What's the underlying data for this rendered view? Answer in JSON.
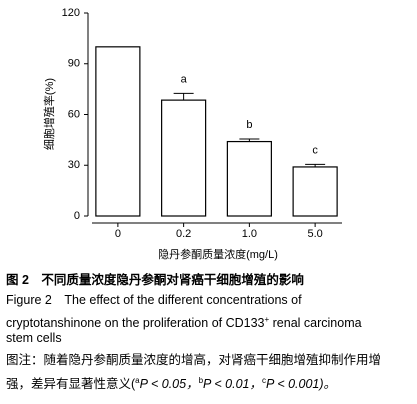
{
  "chart_data": {
    "type": "bar",
    "categories": [
      "0",
      "0.2",
      "1.0",
      "5.0"
    ],
    "values": [
      100,
      68.5,
      44,
      29
    ],
    "errors": [
      null,
      4,
      1.5,
      1.5
    ],
    "annotations": [
      null,
      "a",
      "b",
      "c"
    ],
    "color": "#ffffff",
    "y_label": "细胞增殖率(%)",
    "x_label": "隐丹参酮质量浓度(mg/L)",
    "ylim": [
      0,
      120
    ],
    "yticks": [
      0,
      30,
      60,
      90,
      120
    ]
  },
  "caption": {
    "title": "图 2　不同质量浓度隐丹参酮对肾癌干细胞增殖的影响",
    "english": {
      "line1": "Figure 2　The effect of the different concentrations of",
      "line2": "cryptotanshinone on the proliferation of CD133",
      "line2_sup": "+",
      "line2_end": " renal carcinoma",
      "line3": "stem cells"
    },
    "note": {
      "line1": "图注：随着隐丹参酮质量浓度的增高，对肾癌干细胞增殖抑制作用增",
      "line2": "强，差异有显著性意义(",
      "sup_a": "a",
      "text_a": "P < 0.05，",
      "sup_b": "b",
      "text_b": "P < 0.01，",
      "sup_c": "c",
      "text_c": "P < 0.001)。"
    }
  }
}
========================================================================
→ **Activity**
What is needed is a word-for-word copy of the records above, excluding pictures.

→ **Task solution**
What's the underlying data for this rendered view? Answer in JSON.
{
  "chart_data": {
    "type": "bar",
    "categories": [
      "0",
      "0.2",
      "1.0",
      "5.0"
    ],
    "values": [
      100,
      68.5,
      44,
      29
    ],
    "errors": [
      null,
      4,
      1.5,
      1.5
    ],
    "annotations": [
      null,
      "a",
      "b",
      "c"
    ],
    "color": "#ffffff",
    "y_label": "细胞增殖率(%)",
    "x_label": "隐丹参酮质量浓度(mg/L)",
    "ylim": [
      0,
      120
    ],
    "yticks": [
      0,
      30,
      60,
      90,
      120
    ]
  },
  "caption": {
    "title": "图 2　不同质量浓度隐丹参酮对肾癌干细胞增殖的影响",
    "english": {
      "line1": "Figure 2　The effect of the different concentrations of",
      "line2": "cryptotanshinone on the proliferation of CD133",
      "line2_sup": "+",
      "line2_end": " renal carcinoma",
      "line3": "stem cells"
    },
    "note": {
      "line1": "图注：随着隐丹参酮质量浓度的增高，对肾癌干细胞增殖抑制作用增",
      "line2": "强，差异有显著性意义(",
      "sup_a": "a",
      "text_a": "P < 0.05，",
      "sup_b": "b",
      "text_b": "P < 0.01，",
      "sup_c": "c",
      "text_c": "P < 0.001)。"
    }
  }
}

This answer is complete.